**DESCRIPTION OF THE TASK:**
Copy every line of the data below word for word, without changing anything.

-- START --

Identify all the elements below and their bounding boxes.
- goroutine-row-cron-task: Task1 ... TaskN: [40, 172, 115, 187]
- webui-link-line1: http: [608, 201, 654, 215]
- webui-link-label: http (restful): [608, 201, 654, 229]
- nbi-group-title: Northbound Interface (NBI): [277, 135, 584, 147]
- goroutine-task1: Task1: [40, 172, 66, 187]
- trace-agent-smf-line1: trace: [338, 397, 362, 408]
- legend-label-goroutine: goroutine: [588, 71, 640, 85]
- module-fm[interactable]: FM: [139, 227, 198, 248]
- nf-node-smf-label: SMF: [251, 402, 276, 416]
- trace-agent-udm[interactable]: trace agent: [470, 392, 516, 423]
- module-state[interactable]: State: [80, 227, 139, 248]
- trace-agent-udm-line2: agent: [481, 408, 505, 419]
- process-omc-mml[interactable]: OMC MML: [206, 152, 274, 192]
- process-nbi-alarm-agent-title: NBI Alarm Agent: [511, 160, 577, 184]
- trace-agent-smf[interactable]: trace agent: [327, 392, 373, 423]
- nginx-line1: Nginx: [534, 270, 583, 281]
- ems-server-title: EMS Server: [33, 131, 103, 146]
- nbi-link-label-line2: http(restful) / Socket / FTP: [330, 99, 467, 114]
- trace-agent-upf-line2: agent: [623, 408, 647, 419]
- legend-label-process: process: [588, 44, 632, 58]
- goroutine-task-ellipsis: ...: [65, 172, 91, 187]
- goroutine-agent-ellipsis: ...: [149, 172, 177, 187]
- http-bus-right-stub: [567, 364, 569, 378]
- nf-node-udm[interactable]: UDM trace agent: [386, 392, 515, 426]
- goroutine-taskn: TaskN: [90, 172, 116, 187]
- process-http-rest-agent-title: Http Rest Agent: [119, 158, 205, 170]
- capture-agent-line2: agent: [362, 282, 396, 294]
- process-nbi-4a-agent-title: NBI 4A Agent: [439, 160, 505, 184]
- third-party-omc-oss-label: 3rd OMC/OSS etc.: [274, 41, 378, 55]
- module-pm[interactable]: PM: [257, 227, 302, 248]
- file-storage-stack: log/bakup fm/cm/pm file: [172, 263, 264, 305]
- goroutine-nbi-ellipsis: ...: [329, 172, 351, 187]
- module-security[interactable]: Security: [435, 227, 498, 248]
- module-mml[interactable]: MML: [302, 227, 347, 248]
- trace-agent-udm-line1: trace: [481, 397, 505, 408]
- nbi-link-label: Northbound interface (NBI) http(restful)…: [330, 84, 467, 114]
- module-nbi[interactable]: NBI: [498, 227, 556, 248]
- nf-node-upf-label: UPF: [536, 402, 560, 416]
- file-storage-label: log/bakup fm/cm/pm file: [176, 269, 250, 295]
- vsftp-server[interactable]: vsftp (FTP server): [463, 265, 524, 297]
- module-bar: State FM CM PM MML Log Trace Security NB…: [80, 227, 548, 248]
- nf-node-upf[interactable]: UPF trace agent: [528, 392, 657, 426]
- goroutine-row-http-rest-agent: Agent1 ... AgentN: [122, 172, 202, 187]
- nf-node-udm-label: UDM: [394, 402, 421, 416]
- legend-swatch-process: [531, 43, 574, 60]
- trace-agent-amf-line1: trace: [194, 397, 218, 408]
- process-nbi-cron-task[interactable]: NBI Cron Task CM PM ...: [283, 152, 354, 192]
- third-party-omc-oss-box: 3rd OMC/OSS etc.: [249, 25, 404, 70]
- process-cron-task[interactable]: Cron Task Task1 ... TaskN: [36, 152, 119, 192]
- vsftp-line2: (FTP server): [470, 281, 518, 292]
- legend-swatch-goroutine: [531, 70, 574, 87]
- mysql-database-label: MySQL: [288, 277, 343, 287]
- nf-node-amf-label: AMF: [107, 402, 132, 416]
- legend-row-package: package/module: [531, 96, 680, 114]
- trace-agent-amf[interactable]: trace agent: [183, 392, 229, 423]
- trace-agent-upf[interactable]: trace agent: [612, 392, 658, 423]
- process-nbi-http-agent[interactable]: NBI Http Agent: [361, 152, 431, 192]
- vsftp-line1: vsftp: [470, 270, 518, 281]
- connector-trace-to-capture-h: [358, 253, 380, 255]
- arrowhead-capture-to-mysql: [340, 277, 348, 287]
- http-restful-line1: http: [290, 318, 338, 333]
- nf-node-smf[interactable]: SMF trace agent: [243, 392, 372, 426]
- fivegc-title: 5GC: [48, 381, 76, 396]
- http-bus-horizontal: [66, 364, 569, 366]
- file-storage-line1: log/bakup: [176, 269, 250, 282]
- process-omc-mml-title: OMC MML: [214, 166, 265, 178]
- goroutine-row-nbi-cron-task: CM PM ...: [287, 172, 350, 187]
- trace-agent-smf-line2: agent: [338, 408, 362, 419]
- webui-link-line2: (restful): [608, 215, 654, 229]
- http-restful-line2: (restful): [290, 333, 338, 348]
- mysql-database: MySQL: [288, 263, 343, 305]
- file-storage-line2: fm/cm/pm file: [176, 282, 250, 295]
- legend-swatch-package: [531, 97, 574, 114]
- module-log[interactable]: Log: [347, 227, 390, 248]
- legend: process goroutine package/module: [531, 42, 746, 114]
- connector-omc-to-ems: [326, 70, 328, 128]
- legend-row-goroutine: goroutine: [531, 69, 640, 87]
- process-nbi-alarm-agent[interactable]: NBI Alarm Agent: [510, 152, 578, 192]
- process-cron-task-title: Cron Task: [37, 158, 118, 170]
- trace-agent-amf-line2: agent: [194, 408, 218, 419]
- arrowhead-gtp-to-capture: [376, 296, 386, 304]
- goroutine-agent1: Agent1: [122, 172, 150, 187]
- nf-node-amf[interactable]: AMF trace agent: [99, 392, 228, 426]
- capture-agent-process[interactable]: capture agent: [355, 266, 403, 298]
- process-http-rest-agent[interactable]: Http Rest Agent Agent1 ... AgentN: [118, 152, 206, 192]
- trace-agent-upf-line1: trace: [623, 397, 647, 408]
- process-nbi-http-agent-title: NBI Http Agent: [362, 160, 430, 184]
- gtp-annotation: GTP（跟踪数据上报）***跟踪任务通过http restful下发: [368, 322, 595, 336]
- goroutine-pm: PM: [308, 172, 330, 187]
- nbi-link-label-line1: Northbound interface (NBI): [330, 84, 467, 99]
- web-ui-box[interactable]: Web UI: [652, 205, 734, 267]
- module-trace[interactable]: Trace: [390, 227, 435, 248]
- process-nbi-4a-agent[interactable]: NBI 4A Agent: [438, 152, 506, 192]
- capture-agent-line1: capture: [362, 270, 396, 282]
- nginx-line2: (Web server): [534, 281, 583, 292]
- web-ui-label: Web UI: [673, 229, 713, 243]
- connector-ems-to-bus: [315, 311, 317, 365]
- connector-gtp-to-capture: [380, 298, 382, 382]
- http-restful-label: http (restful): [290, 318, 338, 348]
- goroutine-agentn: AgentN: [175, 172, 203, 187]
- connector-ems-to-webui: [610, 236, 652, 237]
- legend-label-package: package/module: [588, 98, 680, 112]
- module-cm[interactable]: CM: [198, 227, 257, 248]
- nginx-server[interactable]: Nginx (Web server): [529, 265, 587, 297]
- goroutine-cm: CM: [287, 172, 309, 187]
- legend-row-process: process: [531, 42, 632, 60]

-- END --

**TASK OUTPUT:**
Identify all the elements below and their bounding boxes.
- goroutine-row-cron-task: Task1 ... TaskN: [40, 172, 115, 187]
- webui-link-line1: http: [608, 201, 654, 215]
- webui-link-label: http (restful): [608, 201, 654, 229]
- nbi-group-title: Northbound Interface (NBI): [277, 135, 584, 147]
- goroutine-task1: Task1: [40, 172, 66, 187]
- trace-agent-smf-line1: trace: [338, 397, 362, 408]
- legend-label-goroutine: goroutine: [588, 71, 640, 85]
- module-fm[interactable]: FM: [139, 227, 198, 248]
- nf-node-smf-label: SMF: [251, 402, 276, 416]
- trace-agent-udm[interactable]: trace agent: [470, 392, 516, 423]
- module-state[interactable]: State: [80, 227, 139, 248]
- trace-agent-udm-line2: agent: [481, 408, 505, 419]
- process-omc-mml[interactable]: OMC MML: [206, 152, 274, 192]
- process-nbi-alarm-agent-title: NBI Alarm Agent: [511, 160, 577, 184]
- trace-agent-smf[interactable]: trace agent: [327, 392, 373, 423]
- nginx-line1: Nginx: [534, 270, 583, 281]
- ems-server-title: EMS Server: [33, 131, 103, 146]
- nbi-link-label-line2: http(restful) / Socket / FTP: [330, 99, 467, 114]
- trace-agent-upf-line2: agent: [623, 408, 647, 419]
- legend-label-process: process: [588, 44, 632, 58]
- goroutine-task-ellipsis: ...: [65, 172, 91, 187]
- goroutine-agent-ellipsis: ...: [149, 172, 177, 187]
- http-bus-right-stub: [567, 364, 569, 378]
- nf-node-udm[interactable]: UDM trace agent: [386, 392, 515, 426]
- goroutine-taskn: TaskN: [90, 172, 116, 187]
- process-http-rest-agent-title: Http Rest Agent: [119, 158, 205, 170]
- capture-agent-line2: agent: [362, 282, 396, 294]
- process-nbi-4a-agent-title: NBI 4A Agent: [439, 160, 505, 184]
- third-party-omc-oss-label: 3rd OMC/OSS etc.: [274, 41, 378, 55]
- module-pm[interactable]: PM: [257, 227, 302, 248]
- file-storage-stack: log/bakup fm/cm/pm file: [172, 263, 264, 305]
- goroutine-nbi-ellipsis: ...: [329, 172, 351, 187]
- module-security[interactable]: Security: [435, 227, 498, 248]
- module-mml[interactable]: MML: [302, 227, 347, 248]
- trace-agent-udm-line1: trace: [481, 397, 505, 408]
- nbi-link-label: Northbound interface (NBI) http(restful)…: [330, 84, 467, 114]
- module-nbi[interactable]: NBI: [498, 227, 556, 248]
- nf-node-upf-label: UPF: [536, 402, 560, 416]
- file-storage-label: log/bakup fm/cm/pm file: [176, 269, 250, 295]
- vsftp-server[interactable]: vsftp (FTP server): [463, 265, 524, 297]
- module-bar: State FM CM PM MML Log Trace Security NB…: [80, 227, 548, 248]
- nf-node-upf[interactable]: UPF trace agent: [528, 392, 657, 426]
- goroutine-row-http-rest-agent: Agent1 ... AgentN: [122, 172, 202, 187]
- nf-node-udm-label: UDM: [394, 402, 421, 416]
- legend-swatch-process: [531, 43, 574, 60]
- trace-agent-amf-line1: trace: [194, 397, 218, 408]
- process-nbi-cron-task[interactable]: NBI Cron Task CM PM ...: [283, 152, 354, 192]
- third-party-omc-oss-box: 3rd OMC/OSS etc.: [249, 25, 404, 70]
- process-cron-task[interactable]: Cron Task Task1 ... TaskN: [36, 152, 119, 192]
- vsftp-line2: (FTP server): [470, 281, 518, 292]
- legend-swatch-goroutine: [531, 70, 574, 87]
- mysql-database-label: MySQL: [288, 277, 343, 287]
- nf-node-amf-label: AMF: [107, 402, 132, 416]
- legend-row-package: package/module: [531, 96, 680, 114]
- trace-agent-amf[interactable]: trace agent: [183, 392, 229, 423]
- trace-agent-upf[interactable]: trace agent: [612, 392, 658, 423]
- process-nbi-http-agent[interactable]: NBI Http Agent: [361, 152, 431, 192]
- vsftp-line1: vsftp: [470, 270, 518, 281]
- connector-trace-to-capture-h: [358, 253, 380, 255]
- arrowhead-capture-to-mysql: [340, 277, 348, 287]
- http-restful-line1: http: [290, 318, 338, 333]
- nf-node-smf[interactable]: SMF trace agent: [243, 392, 372, 426]
- fivegc-title: 5GC: [48, 381, 76, 396]
- http-bus-horizontal: [66, 364, 569, 366]
- file-storage-line1: log/bakup: [176, 269, 250, 282]
- process-omc-mml-title: OMC MML: [214, 166, 265, 178]
- goroutine-row-nbi-cron-task: CM PM ...: [287, 172, 350, 187]
- trace-agent-smf-line2: agent: [338, 408, 362, 419]
- webui-link-line2: (restful): [608, 215, 654, 229]
- http-restful-line2: (restful): [290, 333, 338, 348]
- mysql-database: MySQL: [288, 263, 343, 305]
- file-storage-line2: fm/cm/pm file: [176, 282, 250, 295]
- legend-swatch-package: [531, 97, 574, 114]
- module-log[interactable]: Log: [347, 227, 390, 248]
- legend: process goroutine package/module: [531, 42, 746, 114]
- connector-omc-to-ems: [326, 70, 328, 128]
- legend-row-goroutine: goroutine: [531, 69, 640, 87]
- process-nbi-alarm-agent[interactable]: NBI Alarm Agent: [510, 152, 578, 192]
- process-cron-task-title: Cron Task: [37, 158, 118, 170]
- trace-agent-amf-line2: agent: [194, 408, 218, 419]
- arrowhead-gtp-to-capture: [376, 296, 386, 304]
- goroutine-agent1: Agent1: [122, 172, 150, 187]
- nf-node-amf[interactable]: AMF trace agent: [99, 392, 228, 426]
- capture-agent-process[interactable]: capture agent: [355, 266, 403, 298]
- process-http-rest-agent[interactable]: Http Rest Agent Agent1 ... AgentN: [118, 152, 206, 192]
- trace-agent-upf-line1: trace: [623, 397, 647, 408]
- process-nbi-http-agent-title: NBI Http Agent: [362, 160, 430, 184]
- gtp-annotation: GTP（跟踪数据上报）***跟踪任务通过http restful下发: [368, 322, 595, 336]
- goroutine-pm: PM: [308, 172, 330, 187]
- nbi-link-label-line1: Northbound interface (NBI): [330, 84, 467, 99]
- web-ui-box[interactable]: Web UI: [652, 205, 734, 267]
- module-trace[interactable]: Trace: [390, 227, 435, 248]
- process-nbi-4a-agent[interactable]: NBI 4A Agent: [438, 152, 506, 192]
- capture-agent-line1: capture: [362, 270, 396, 282]
- nginx-line2: (Web server): [534, 281, 583, 292]
- web-ui-label: Web UI: [673, 229, 713, 243]
- connector-ems-to-bus: [315, 311, 317, 365]
- connector-gtp-to-capture: [380, 298, 382, 382]
- http-restful-label: http (restful): [290, 318, 338, 348]
- goroutine-agentn: AgentN: [175, 172, 203, 187]
- connector-ems-to-webui: [610, 236, 652, 237]
- legend-label-package: package/module: [588, 98, 680, 112]
- module-cm[interactable]: CM: [198, 227, 257, 248]
- nginx-server[interactable]: Nginx (Web server): [529, 265, 587, 297]
- goroutine-cm: CM: [287, 172, 309, 187]
- legend-row-process: process: [531, 42, 632, 60]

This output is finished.